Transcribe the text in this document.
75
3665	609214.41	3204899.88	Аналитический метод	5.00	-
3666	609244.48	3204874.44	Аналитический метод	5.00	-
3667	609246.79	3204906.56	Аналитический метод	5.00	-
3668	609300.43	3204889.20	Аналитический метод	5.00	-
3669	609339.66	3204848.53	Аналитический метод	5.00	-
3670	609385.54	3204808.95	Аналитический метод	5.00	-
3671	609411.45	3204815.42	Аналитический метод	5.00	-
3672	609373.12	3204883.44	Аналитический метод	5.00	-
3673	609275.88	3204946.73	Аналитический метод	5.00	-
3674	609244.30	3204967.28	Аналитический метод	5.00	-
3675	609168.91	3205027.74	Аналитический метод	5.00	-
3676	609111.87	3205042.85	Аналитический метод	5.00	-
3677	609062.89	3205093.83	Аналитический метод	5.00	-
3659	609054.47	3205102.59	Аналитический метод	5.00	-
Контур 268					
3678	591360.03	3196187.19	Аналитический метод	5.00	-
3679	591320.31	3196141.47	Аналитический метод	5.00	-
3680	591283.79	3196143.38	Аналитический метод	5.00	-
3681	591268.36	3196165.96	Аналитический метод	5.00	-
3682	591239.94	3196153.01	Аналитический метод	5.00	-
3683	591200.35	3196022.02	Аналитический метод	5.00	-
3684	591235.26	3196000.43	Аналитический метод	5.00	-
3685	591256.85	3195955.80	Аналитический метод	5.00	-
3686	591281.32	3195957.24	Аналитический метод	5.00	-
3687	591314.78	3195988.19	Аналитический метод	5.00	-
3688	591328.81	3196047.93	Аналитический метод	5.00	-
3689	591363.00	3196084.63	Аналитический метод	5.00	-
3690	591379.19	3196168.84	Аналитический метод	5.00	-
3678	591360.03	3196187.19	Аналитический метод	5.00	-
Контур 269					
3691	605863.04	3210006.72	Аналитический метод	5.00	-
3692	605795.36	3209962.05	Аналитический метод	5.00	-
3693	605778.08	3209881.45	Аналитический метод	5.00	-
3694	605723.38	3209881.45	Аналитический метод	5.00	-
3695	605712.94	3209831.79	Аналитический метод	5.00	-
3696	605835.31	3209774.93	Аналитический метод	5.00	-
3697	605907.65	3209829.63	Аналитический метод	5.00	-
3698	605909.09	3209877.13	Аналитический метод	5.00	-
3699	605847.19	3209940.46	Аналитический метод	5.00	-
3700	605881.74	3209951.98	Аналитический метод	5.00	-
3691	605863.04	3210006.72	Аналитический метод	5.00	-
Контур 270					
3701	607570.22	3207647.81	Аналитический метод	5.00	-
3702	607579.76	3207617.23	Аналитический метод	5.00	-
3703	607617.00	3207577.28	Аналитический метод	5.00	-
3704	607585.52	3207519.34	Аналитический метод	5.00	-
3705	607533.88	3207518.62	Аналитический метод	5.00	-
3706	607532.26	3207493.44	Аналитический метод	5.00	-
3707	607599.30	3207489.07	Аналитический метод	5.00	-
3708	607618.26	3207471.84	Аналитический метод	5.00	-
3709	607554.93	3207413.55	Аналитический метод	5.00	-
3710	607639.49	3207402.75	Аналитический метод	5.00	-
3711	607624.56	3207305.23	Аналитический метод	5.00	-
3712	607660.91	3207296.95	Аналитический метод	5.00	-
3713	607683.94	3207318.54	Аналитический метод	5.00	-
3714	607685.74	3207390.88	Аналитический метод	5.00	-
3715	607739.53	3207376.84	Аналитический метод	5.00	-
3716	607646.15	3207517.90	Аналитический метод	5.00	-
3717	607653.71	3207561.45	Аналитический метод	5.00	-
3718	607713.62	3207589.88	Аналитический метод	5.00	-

+ + +

Reproduce the complete set of lines precisely as supplied.

Transcribe the text in this document.
75
3665	609214.41	3204899.88	Аналитический метод	5.00	-
3666	609244.48	3204874.44	Аналитический метод	5.00	-
3667	609246.79	3204906.56	Аналитический метод	5.00	-
3668	609300.43	3204889.20	Аналитический метод	5.00	-
3669	609339.66	3204848.53	Аналитический метод	5.00	-
3670	609385.54	3204808.95	Аналитический метод	5.00	-
3671	609411.45	3204815.42	Аналитический метод	5.00	-
3672	609373.12	3204883.44	Аналитический метод	5.00	-
3673	609275.88	3204946.73	Аналитический метод	5.00	-
3674	609244.30	3204967.28	Аналитический метод	5.00	-
3675	609168.91	3205027.74	Аналитический метод	5.00	-
3676	609111.87	3205042.85	Аналитический метод	5.00	-
3677	609062.89	3205093.83	Аналитический метод	5.00	-
3659	609054.47	3205102.59	Аналитический метод	5.00	-
Контур 268					
3678	591360.03	3196187.19	Аналитический метод	5.00	-
3679	591320.31	3196141.47	Аналитический метод	5.00	-
3680	591283.79	3196143.38	Аналитический метод	5.00	-
3681	591268.36	3196165.96	Аналитический метод	5.00	-
3682	591239.94	3196153.01	Аналитический метод	5.00	-
3683	591200.35	3196022.02	Аналитический метод	5.00	-
3684	591235.26	3196000.43	Аналитический метод	5.00	-
3685	591256.85	3195955.80	Аналитический метод	5.00	-
3686	591281.32	3195957.24	Аналитический метод	5.00	-
3687	591314.78	3195988.19	Аналитический метод	5.00	-
3688	591328.81	3196047.93	Аналитический метод	5.00	-
3689	591363.00	3196084.63	Аналитический метод	5.00	-
3690	591379.19	3196168.84	Аналитический метод	5.00	-
3678	591360.03	3196187.19	Аналитический метод	5.00	-
Контур 269					
3691	605863.04	3210006.72	Аналитический метод	5.00	-
3692	605795.36	3209962.05	Аналитический метод	5.00	-
3693	605778.08	3209881.45	Аналитический метод	5.00	-
3694	605723.38	3209881.45	Аналитический метод	5.00	-
3695	605712.94	3209831.79	Аналитический метод	5.00	-
3696	605835.31	3209774.93	Аналитический метод	5.00	-
3697	605907.65	3209829.63	Аналитический метод	5.00	-
3698	605909.09	3209877.13	Аналитический метод	5.00	-
3699	605847.19	3209940.46	Аналитический метод	5.00	-
3700	605881.74	3209951.98	Аналитический метод	5.00	-
3691	605863.04	3210006.72	Аналитический метод	5.00	-
Контур 270					
3701	607570.22	3207647.81	Аналитический метод	5.00	-
3702	607579.76	3207617.23	Аналитический метод	5.00	-
3703	607617.00	3207577.28	Аналитический метод	5.00	-
3704	607585.52	3207519.34	Аналитический метод	5.00	-
3705	607533.88	3207518.62	Аналитический метод	5.00	-
3706	607532.26	3207493.44	Аналитический метод	5.00	-
3707	607599.30	3207489.07	Аналитический метод	5.00	-
3708	607618.26	3207471.84	Аналитический метод	5.00	-
3709	607554.93	3207413.55	Аналитический метод	5.00	-
3710	607639.49	3207402.75	Аналитический метод	5.00	-
3711	607624.56	3207305.23	Аналитический метод	5.00	-
3712	607660.91	3207296.95	Аналитический метод	5.00	-
3713	607683.94	3207318.54	Аналитический метод	5.00	-
3714	607685.74	3207390.88	Аналитический метод	5.00	-
3715	607739.53	3207376.84	Аналитический метод	5.00	-
3716	607646.15	3207517.90	Аналитический метод	5.00	-
3717	607653.71	3207561.45	Аналитический метод	5.00	-
3718	607713.62	3207589.88	Аналитический метод	5.00	-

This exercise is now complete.